• [Entries shown]:

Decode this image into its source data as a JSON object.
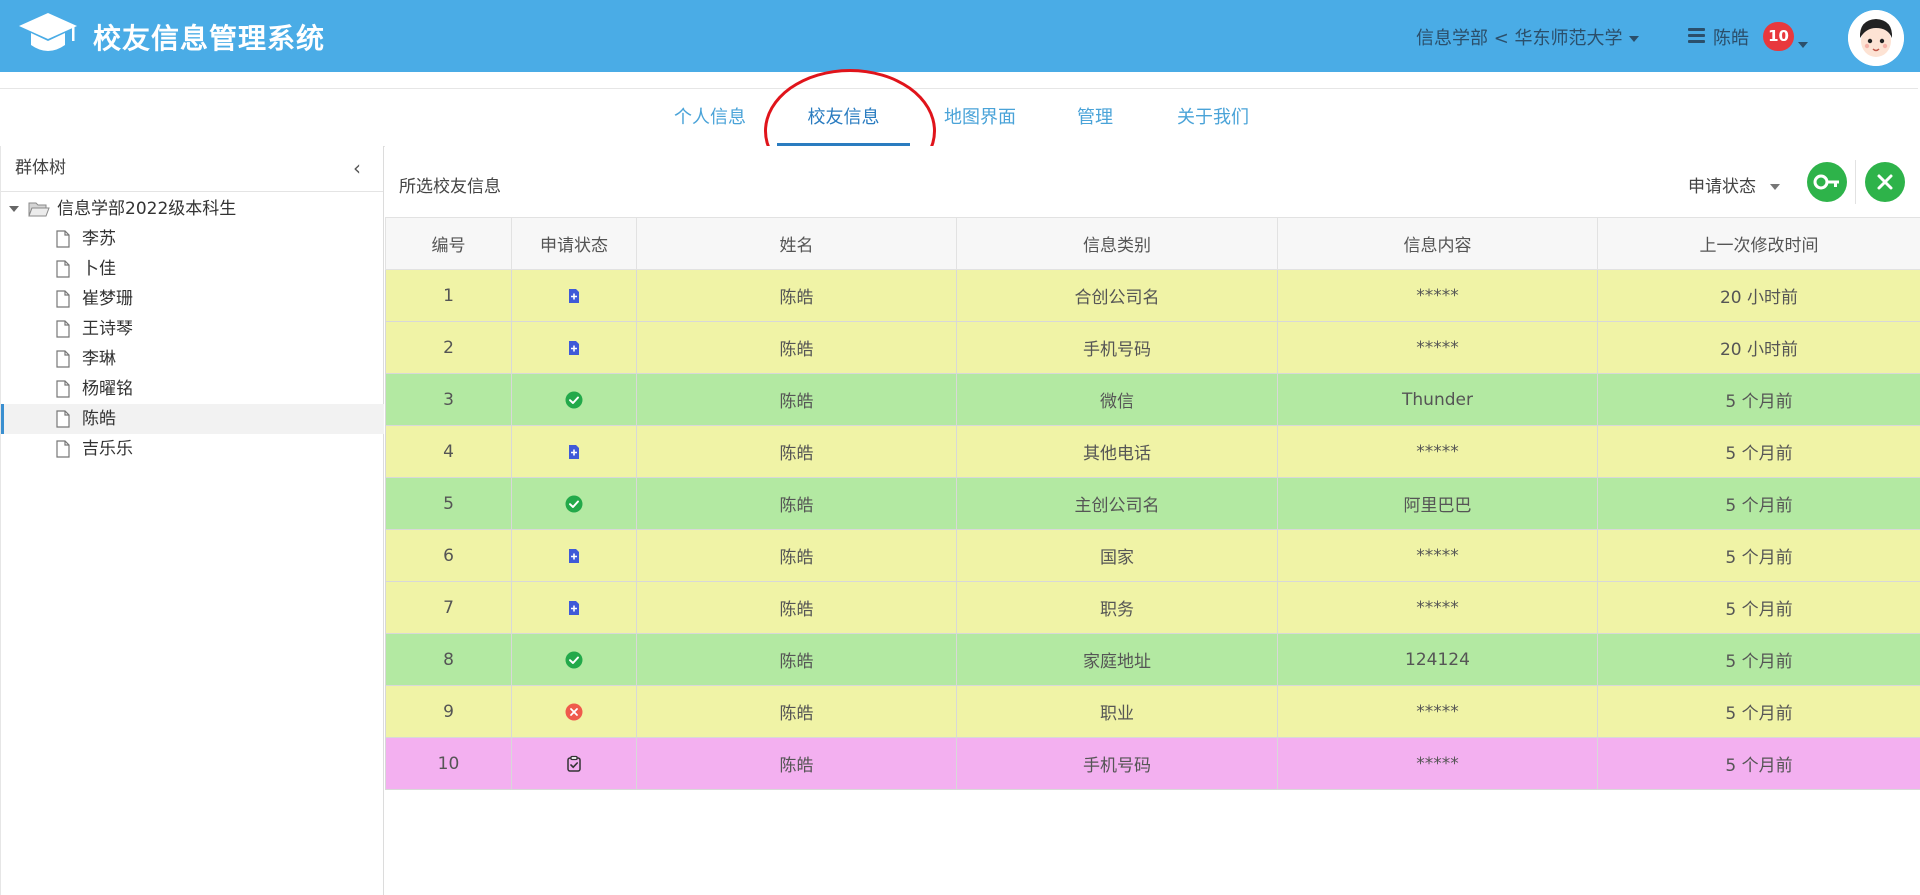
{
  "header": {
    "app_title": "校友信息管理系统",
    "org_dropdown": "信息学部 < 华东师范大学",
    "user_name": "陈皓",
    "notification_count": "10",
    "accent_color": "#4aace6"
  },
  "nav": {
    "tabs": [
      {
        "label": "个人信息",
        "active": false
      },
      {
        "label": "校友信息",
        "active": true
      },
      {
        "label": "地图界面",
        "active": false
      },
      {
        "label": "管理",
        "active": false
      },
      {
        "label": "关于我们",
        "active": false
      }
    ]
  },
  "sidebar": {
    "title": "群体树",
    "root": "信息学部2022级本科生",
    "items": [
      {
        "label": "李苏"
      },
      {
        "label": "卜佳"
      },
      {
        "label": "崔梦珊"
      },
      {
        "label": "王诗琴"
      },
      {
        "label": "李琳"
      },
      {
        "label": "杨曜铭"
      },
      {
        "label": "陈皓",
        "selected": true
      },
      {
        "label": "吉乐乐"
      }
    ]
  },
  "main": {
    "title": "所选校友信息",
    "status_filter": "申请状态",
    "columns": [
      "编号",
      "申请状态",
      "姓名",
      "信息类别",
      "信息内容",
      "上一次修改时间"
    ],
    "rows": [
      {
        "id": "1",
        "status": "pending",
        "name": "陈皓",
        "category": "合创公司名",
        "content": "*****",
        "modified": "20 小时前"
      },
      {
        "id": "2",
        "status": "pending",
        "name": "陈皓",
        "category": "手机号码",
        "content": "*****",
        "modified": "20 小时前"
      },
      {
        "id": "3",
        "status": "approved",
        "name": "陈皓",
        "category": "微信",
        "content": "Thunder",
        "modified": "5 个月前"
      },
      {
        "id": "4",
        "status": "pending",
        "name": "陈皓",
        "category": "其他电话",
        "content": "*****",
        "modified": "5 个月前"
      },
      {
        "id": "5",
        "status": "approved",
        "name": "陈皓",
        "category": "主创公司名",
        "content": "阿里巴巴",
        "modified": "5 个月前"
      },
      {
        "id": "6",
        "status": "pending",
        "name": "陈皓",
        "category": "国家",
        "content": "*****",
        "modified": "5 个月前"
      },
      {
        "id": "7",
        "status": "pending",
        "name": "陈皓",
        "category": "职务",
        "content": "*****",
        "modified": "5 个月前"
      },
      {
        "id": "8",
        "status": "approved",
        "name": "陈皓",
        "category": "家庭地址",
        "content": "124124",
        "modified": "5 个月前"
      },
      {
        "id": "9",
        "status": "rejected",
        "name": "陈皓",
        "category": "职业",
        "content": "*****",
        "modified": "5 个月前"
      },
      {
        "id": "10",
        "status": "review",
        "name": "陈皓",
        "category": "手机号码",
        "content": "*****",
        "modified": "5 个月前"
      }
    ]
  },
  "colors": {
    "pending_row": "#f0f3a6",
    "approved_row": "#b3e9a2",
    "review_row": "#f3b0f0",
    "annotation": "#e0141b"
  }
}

• [Task instructions]: Copy every record above exactly, leaving out any pictures.

• [The answer]:
Decode this image into its source data as a JSON object.
{
  "header": {
    "app_title": "校友信息管理系统",
    "org_dropdown": "信息学部 < 华东师范大学",
    "user_name": "陈皓",
    "notification_count": "10",
    "accent_color": "#4aace6"
  },
  "nav": {
    "tabs": [
      {
        "label": "个人信息",
        "active": false
      },
      {
        "label": "校友信息",
        "active": true
      },
      {
        "label": "地图界面",
        "active": false
      },
      {
        "label": "管理",
        "active": false
      },
      {
        "label": "关于我们",
        "active": false
      }
    ]
  },
  "sidebar": {
    "title": "群体树",
    "root": "信息学部2022级本科生",
    "items": [
      {
        "label": "李苏"
      },
      {
        "label": "卜佳"
      },
      {
        "label": "崔梦珊"
      },
      {
        "label": "王诗琴"
      },
      {
        "label": "李琳"
      },
      {
        "label": "杨曜铭"
      },
      {
        "label": "陈皓",
        "selected": true
      },
      {
        "label": "吉乐乐"
      }
    ]
  },
  "main": {
    "title": "所选校友信息",
    "status_filter": "申请状态",
    "columns": [
      "编号",
      "申请状态",
      "姓名",
      "信息类别",
      "信息内容",
      "上一次修改时间"
    ],
    "rows": [
      {
        "id": "1",
        "status": "pending",
        "name": "陈皓",
        "category": "合创公司名",
        "content": "*****",
        "modified": "20 小时前"
      },
      {
        "id": "2",
        "status": "pending",
        "name": "陈皓",
        "category": "手机号码",
        "content": "*****",
        "modified": "20 小时前"
      },
      {
        "id": "3",
        "status": "approved",
        "name": "陈皓",
        "category": "微信",
        "content": "Thunder",
        "modified": "5 个月前"
      },
      {
        "id": "4",
        "status": "pending",
        "name": "陈皓",
        "category": "其他电话",
        "content": "*****",
        "modified": "5 个月前"
      },
      {
        "id": "5",
        "status": "approved",
        "name": "陈皓",
        "category": "主创公司名",
        "content": "阿里巴巴",
        "modified": "5 个月前"
      },
      {
        "id": "6",
        "status": "pending",
        "name": "陈皓",
        "category": "国家",
        "content": "*****",
        "modified": "5 个月前"
      },
      {
        "id": "7",
        "status": "pending",
        "name": "陈皓",
        "category": "职务",
        "content": "*****",
        "modified": "5 个月前"
      },
      {
        "id": "8",
        "status": "approved",
        "name": "陈皓",
        "category": "家庭地址",
        "content": "124124",
        "modified": "5 个月前"
      },
      {
        "id": "9",
        "status": "rejected",
        "name": "陈皓",
        "category": "职业",
        "content": "*****",
        "modified": "5 个月前"
      },
      {
        "id": "10",
        "status": "review",
        "name": "陈皓",
        "category": "手机号码",
        "content": "*****",
        "modified": "5 个月前"
      }
    ]
  },
  "colors": {
    "pending_row": "#f0f3a6",
    "approved_row": "#b3e9a2",
    "review_row": "#f3b0f0",
    "annotation": "#e0141b"
  }
}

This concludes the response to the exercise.